= Records for processing =

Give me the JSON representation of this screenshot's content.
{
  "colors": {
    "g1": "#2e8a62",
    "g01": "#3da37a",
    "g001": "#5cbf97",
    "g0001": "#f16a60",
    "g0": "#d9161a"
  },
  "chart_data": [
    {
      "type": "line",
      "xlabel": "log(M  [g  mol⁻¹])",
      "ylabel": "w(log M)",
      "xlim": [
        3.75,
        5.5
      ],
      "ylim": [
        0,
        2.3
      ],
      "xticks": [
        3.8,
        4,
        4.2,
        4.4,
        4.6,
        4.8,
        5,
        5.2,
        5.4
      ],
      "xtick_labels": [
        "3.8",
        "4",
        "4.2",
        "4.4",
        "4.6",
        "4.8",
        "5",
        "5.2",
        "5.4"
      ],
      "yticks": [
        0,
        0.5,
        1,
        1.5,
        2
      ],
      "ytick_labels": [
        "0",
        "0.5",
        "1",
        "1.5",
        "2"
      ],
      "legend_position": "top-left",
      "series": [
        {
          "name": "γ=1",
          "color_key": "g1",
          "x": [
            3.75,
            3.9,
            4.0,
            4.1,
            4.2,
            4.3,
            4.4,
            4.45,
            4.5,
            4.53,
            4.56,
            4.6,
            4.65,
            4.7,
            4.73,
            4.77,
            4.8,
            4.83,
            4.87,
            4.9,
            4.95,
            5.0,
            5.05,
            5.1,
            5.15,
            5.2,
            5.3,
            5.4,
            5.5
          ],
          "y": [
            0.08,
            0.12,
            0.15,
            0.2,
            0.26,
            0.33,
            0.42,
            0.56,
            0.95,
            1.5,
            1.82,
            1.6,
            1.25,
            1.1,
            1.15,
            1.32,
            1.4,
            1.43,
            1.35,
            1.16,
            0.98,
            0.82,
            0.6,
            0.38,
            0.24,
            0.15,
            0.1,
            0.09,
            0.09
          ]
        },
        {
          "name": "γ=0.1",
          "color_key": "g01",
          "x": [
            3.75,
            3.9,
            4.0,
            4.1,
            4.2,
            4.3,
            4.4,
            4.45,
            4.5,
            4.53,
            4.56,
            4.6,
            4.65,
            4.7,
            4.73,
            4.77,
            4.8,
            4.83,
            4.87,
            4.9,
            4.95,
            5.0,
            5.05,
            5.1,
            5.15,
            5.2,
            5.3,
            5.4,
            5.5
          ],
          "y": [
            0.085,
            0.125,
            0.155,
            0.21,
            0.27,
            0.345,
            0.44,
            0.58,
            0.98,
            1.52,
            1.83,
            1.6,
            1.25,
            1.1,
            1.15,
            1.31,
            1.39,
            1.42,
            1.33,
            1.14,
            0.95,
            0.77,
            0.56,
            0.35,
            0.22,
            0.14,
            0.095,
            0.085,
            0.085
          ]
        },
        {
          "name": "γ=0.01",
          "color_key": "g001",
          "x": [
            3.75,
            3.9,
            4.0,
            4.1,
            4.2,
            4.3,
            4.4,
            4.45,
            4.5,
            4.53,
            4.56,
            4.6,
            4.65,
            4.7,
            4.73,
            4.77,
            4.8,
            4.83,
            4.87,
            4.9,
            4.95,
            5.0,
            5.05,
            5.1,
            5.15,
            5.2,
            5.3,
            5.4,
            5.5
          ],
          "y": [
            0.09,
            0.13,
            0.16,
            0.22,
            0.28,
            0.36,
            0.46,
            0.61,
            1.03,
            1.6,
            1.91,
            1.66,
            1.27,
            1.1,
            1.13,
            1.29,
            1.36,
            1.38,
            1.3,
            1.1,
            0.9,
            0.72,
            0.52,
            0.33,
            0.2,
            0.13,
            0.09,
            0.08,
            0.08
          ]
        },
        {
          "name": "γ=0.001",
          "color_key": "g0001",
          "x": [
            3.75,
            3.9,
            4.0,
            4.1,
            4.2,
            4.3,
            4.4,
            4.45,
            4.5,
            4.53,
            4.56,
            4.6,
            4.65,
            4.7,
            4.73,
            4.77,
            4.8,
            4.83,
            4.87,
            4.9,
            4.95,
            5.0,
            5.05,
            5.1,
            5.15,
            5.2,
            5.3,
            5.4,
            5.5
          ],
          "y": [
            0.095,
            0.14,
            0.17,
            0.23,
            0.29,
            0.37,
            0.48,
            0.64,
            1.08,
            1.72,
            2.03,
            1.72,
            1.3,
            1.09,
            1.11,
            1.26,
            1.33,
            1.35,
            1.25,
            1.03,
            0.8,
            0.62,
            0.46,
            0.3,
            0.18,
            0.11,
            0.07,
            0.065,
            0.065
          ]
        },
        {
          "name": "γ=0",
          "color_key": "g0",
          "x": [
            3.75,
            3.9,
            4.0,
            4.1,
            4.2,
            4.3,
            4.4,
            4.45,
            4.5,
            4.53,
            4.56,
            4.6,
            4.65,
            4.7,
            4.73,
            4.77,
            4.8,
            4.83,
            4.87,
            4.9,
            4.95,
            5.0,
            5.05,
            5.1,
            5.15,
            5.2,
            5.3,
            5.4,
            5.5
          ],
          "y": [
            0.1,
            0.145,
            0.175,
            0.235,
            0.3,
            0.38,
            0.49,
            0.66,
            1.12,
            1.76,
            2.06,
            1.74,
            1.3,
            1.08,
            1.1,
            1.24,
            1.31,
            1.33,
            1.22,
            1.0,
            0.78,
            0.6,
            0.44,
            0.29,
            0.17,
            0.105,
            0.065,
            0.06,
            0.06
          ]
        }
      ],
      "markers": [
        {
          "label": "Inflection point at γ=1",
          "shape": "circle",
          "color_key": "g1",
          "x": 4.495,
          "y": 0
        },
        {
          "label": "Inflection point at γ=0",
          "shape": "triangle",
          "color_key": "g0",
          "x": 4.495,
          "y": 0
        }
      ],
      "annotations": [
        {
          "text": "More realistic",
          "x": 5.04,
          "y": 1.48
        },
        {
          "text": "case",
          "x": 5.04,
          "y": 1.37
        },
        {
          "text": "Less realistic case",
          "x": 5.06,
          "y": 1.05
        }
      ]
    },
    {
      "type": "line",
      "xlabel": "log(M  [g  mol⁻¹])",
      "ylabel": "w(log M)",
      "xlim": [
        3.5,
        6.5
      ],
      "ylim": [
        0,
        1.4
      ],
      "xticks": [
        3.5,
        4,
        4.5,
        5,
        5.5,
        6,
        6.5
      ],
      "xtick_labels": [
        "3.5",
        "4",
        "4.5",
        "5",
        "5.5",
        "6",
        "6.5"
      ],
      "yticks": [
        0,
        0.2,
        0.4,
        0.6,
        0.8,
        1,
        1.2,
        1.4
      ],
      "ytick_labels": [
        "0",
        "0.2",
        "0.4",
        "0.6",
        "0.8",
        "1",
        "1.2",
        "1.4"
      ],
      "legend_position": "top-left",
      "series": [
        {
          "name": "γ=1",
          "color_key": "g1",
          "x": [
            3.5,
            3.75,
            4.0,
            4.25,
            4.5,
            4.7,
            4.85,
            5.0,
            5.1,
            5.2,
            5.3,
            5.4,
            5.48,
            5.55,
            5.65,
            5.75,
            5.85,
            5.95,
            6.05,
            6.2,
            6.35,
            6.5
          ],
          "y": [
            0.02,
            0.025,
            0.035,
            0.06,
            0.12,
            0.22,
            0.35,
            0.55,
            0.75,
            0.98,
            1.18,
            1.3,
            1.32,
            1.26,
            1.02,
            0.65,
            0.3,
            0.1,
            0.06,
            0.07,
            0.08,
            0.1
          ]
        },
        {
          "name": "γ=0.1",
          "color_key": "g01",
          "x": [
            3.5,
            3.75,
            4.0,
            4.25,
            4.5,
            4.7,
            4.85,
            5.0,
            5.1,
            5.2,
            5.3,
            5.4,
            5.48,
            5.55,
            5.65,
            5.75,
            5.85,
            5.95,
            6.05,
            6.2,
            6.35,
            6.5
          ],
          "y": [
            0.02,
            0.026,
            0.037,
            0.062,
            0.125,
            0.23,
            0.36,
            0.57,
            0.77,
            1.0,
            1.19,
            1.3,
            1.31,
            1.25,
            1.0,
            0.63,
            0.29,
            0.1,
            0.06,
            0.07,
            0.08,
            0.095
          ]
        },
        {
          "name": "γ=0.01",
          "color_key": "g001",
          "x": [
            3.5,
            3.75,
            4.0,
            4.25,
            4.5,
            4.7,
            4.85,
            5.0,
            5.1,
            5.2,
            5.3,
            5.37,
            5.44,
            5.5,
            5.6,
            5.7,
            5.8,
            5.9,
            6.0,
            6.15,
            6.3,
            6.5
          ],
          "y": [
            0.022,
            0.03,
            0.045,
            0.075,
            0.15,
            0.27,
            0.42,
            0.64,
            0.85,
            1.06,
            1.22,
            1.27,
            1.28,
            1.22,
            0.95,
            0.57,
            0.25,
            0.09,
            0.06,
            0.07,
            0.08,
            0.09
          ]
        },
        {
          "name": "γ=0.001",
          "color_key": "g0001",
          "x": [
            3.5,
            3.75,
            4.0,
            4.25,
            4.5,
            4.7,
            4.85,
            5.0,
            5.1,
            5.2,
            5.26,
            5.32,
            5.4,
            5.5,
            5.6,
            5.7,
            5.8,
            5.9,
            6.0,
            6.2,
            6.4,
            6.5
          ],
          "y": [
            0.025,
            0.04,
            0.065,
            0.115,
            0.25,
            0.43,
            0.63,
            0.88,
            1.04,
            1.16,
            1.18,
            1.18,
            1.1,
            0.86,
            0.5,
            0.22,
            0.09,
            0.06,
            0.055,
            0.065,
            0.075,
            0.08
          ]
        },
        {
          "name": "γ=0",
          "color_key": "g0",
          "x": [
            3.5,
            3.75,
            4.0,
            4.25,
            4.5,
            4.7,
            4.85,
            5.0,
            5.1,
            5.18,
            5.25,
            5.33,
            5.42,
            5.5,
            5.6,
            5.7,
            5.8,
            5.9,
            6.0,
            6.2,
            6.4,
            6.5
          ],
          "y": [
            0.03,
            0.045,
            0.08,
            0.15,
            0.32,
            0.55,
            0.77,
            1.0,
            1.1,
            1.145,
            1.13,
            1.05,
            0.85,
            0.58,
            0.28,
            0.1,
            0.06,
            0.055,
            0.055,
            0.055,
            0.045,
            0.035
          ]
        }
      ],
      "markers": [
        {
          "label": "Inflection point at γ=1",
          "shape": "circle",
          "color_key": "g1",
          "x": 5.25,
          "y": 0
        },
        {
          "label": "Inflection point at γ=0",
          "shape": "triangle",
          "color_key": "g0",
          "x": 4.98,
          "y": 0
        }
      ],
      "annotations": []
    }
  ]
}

= Work to complete =
Count each line of the entries that holds the word "realistic", then state the total and nothing more.

= Output of the task =
2